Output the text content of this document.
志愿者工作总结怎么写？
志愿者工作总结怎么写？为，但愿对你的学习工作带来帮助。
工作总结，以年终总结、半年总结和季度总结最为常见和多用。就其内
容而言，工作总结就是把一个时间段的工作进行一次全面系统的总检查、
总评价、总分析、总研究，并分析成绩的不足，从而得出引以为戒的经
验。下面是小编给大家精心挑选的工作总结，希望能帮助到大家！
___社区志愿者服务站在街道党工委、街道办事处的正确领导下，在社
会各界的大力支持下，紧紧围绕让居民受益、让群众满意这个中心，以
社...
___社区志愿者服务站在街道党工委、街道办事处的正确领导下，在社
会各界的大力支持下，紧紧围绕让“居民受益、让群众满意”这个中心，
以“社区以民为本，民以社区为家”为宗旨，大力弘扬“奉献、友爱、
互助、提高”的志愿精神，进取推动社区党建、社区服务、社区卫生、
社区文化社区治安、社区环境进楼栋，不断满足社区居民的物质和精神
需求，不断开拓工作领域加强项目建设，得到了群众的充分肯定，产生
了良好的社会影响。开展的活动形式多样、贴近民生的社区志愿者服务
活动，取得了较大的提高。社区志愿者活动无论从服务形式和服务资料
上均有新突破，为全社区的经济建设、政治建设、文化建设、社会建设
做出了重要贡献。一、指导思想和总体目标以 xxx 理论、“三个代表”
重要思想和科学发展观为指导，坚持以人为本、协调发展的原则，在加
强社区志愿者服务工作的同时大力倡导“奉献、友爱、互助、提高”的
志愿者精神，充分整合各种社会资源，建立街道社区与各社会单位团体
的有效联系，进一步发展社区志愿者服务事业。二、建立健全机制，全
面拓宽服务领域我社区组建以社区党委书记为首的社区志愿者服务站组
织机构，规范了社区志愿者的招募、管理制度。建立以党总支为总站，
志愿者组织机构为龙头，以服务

★ ★ ★ ★

(Exercise description) Print the records above exactly as they appear.

(Correct result)
Output the text content of this document.
志愿者工作总结怎么写？
志愿者工作总结怎么写？为，但愿对你的学习工作带来帮助。
工作总结，以年终总结、半年总结和季度总结最为常见和多用。就其内
容而言，工作总结就是把一个时间段的工作进行一次全面系统的总检查、
总评价、总分析、总研究，并分析成绩的不足，从而得出引以为戒的经
验。下面是小编给大家精心挑选的工作总结，希望能帮助到大家！
___社区志愿者服务站在街道党工委、街道办事处的正确领导下，在社
会各界的大力支持下，紧紧围绕让居民受益、让群众满意这个中心，以
社...
___社区志愿者服务站在街道党工委、街道办事处的正确领导下，在社
会各界的大力支持下，紧紧围绕让“居民受益、让群众满意”这个中心，
以“社区以民为本，民以社区为家”为宗旨，大力弘扬“奉献、友爱、
互助、提高”的志愿精神，进取推动社区党建、社区服务、社区卫生、
社区文化社区治安、社区环境进楼栋，不断满足社区居民的物质和精神
需求，不断开拓工作领域加强项目建设，得到了群众的充分肯定，产生
了良好的社会影响。开展的活动形式多样、贴近民生的社区志愿者服务
活动，取得了较大的提高。社区志愿者活动无论从服务形式和服务资料
上均有新突破，为全社区的经济建设、政治建设、文化建设、社会建设
做出了重要贡献。一、指导思想和总体目标以 xxx 理论、“三个代表”
重要思想和科学发展观为指导，坚持以人为本、协调发展的原则，在加
强社区志愿者服务工作的同时大力倡导“奉献、友爱、互助、提高”的
志愿者精神，充分整合各种社会资源，建立街道社区与各社会单位团体
的有效联系，进一步发展社区志愿者服务事业。二、建立健全机制，全
面拓宽服务领域我社区组建以社区党委书记为首的社区志愿者服务站组
织机构，规范了社区志愿者的招募、管理制度。建立以党总支为总站，
志愿者组织机构为龙头，以服务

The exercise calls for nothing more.